*What is expected*
How many of the lines here include "name"? Answer with a single number.

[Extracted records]
───
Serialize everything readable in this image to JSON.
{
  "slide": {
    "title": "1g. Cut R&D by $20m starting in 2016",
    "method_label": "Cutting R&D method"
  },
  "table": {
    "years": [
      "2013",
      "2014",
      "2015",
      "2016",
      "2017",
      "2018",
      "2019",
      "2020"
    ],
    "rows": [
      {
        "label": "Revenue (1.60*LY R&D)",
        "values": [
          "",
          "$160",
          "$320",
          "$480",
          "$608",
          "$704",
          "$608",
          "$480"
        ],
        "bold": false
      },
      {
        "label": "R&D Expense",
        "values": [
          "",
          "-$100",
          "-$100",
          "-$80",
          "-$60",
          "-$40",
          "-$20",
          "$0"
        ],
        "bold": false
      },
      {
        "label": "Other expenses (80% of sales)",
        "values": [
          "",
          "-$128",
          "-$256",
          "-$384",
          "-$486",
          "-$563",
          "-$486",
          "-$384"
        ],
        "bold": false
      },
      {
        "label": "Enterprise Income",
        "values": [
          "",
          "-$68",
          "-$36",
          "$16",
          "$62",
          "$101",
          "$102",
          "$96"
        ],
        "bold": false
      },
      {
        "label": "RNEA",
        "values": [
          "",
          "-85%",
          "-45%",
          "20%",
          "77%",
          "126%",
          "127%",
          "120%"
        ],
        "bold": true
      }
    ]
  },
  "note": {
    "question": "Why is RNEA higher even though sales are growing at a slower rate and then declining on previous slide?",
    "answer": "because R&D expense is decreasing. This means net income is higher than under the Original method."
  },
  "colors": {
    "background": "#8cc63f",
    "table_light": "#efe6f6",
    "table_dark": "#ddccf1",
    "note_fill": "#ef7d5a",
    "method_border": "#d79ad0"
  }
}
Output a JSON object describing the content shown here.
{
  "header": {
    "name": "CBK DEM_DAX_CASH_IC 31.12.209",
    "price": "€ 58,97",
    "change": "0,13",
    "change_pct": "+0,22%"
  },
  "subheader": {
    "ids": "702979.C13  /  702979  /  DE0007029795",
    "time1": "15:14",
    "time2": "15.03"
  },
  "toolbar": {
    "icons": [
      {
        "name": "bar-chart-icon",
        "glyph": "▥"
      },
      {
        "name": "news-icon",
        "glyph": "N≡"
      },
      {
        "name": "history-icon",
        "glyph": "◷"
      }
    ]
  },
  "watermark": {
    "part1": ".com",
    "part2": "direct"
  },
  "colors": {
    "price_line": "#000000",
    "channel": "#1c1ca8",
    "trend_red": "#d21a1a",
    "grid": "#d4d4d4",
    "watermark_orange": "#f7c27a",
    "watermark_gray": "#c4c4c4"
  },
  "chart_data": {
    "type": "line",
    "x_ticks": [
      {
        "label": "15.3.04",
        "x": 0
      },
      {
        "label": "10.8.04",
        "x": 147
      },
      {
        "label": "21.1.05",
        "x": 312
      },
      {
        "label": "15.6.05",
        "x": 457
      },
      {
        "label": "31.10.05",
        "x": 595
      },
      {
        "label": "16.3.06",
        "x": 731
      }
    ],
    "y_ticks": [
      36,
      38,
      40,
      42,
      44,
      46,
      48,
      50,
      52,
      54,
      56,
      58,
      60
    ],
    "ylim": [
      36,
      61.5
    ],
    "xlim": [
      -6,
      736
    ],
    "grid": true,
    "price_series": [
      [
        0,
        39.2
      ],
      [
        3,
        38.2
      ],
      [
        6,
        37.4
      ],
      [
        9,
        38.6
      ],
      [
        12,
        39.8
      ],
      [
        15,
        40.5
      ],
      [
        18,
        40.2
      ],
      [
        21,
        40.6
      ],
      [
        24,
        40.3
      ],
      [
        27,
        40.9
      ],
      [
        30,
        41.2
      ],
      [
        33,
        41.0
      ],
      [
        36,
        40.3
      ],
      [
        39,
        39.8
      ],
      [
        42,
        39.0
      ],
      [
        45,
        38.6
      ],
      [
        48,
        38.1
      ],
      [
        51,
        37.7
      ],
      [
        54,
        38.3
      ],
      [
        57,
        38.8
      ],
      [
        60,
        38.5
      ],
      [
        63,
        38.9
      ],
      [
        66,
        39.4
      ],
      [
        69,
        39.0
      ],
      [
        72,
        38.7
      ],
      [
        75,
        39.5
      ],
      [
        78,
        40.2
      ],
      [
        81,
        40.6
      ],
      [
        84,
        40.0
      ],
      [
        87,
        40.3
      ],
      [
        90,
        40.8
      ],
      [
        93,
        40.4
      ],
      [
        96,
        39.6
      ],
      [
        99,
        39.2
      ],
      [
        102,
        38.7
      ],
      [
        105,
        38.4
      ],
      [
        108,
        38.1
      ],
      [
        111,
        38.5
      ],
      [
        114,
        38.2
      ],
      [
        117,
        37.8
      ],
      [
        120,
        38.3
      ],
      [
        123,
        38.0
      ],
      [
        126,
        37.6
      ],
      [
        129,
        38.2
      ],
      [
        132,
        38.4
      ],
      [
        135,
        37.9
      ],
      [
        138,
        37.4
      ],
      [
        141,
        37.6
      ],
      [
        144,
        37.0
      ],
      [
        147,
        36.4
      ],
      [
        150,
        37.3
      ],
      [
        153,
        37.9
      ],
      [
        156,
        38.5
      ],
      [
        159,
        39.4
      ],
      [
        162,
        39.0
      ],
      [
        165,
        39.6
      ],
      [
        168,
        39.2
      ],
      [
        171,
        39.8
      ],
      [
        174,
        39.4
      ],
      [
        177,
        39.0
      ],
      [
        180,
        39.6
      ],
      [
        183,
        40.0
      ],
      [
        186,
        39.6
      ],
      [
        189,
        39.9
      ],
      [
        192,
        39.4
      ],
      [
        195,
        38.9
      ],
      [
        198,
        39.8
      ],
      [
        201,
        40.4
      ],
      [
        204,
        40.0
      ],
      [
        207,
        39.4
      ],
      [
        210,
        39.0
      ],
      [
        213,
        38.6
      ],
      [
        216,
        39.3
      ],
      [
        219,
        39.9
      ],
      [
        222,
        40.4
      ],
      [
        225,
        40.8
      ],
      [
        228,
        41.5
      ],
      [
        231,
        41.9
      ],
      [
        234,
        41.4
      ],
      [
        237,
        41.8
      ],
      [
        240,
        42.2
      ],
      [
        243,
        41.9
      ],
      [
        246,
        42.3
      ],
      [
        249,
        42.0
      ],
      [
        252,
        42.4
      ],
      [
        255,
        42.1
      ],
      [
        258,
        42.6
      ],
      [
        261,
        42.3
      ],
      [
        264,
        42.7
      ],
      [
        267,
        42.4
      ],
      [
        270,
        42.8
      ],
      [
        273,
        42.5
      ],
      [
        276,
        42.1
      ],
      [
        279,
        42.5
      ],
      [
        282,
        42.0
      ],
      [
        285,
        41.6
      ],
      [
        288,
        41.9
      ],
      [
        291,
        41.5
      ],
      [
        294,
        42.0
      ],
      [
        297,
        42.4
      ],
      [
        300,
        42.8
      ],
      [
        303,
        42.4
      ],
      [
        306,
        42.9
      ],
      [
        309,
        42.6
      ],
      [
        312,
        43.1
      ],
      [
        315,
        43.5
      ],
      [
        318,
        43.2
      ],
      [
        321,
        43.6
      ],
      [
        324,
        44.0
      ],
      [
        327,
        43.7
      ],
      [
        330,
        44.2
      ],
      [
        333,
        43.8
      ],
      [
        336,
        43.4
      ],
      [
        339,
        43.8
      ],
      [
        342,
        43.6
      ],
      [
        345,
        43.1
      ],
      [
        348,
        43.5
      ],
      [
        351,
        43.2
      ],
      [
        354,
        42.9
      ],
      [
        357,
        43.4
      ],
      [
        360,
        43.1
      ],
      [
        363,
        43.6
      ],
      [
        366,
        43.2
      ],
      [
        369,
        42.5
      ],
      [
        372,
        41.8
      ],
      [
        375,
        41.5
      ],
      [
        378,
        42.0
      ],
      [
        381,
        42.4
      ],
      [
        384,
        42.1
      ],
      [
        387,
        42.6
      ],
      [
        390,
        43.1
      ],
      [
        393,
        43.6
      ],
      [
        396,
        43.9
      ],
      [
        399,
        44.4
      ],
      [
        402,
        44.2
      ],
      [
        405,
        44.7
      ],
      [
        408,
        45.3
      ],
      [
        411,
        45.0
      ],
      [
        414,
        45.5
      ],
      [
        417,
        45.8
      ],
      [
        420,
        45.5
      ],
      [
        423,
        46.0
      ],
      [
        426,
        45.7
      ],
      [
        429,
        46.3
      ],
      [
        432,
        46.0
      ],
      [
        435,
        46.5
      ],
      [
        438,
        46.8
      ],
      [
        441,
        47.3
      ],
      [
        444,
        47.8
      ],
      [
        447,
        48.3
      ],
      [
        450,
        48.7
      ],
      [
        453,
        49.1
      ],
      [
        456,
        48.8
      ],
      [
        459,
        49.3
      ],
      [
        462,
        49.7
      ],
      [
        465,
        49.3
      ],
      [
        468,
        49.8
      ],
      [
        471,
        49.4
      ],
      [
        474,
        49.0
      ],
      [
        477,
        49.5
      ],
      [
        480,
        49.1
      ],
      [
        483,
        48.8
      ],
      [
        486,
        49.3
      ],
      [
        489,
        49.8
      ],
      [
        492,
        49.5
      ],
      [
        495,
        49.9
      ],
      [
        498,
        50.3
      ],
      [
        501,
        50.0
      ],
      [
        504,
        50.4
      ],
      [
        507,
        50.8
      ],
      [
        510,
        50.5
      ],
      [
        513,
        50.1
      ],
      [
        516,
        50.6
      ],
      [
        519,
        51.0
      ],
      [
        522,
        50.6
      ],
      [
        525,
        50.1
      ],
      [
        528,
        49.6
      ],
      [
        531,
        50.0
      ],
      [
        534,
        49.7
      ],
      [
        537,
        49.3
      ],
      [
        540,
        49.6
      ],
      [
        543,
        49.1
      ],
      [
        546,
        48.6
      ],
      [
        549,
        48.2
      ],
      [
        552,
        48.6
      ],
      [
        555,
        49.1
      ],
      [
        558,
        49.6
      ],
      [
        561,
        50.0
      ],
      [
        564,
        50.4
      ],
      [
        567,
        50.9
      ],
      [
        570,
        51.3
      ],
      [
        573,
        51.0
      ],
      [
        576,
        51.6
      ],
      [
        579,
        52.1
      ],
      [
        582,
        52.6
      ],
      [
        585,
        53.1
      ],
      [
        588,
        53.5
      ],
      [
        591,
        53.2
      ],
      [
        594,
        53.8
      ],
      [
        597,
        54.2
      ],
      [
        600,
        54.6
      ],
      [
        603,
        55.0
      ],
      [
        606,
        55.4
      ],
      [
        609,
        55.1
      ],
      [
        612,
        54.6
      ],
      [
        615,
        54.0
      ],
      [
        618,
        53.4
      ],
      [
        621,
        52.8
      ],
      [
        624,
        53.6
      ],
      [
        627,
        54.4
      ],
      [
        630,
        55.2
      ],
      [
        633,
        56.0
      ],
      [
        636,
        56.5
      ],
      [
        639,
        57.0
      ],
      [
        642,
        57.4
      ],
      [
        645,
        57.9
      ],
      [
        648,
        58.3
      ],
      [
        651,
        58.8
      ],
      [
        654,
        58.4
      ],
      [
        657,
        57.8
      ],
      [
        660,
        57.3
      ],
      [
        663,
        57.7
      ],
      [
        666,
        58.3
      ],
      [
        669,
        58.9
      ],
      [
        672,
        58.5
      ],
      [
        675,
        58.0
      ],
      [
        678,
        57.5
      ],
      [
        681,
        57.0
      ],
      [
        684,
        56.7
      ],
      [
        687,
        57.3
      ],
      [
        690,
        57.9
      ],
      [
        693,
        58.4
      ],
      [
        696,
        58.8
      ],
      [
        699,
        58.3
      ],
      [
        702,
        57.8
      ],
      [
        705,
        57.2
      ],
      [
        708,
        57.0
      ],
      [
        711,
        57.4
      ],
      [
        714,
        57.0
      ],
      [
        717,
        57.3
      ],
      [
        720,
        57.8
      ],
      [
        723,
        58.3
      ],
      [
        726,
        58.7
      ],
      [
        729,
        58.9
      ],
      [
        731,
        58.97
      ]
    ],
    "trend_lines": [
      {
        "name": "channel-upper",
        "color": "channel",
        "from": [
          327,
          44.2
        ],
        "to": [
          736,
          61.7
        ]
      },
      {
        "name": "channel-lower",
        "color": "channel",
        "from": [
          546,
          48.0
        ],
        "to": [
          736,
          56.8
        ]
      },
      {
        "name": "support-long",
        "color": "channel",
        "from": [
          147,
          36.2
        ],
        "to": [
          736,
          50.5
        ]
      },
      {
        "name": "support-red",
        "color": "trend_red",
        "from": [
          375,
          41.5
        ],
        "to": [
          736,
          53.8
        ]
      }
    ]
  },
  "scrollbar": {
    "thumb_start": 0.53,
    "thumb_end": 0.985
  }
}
───
*Task response*
8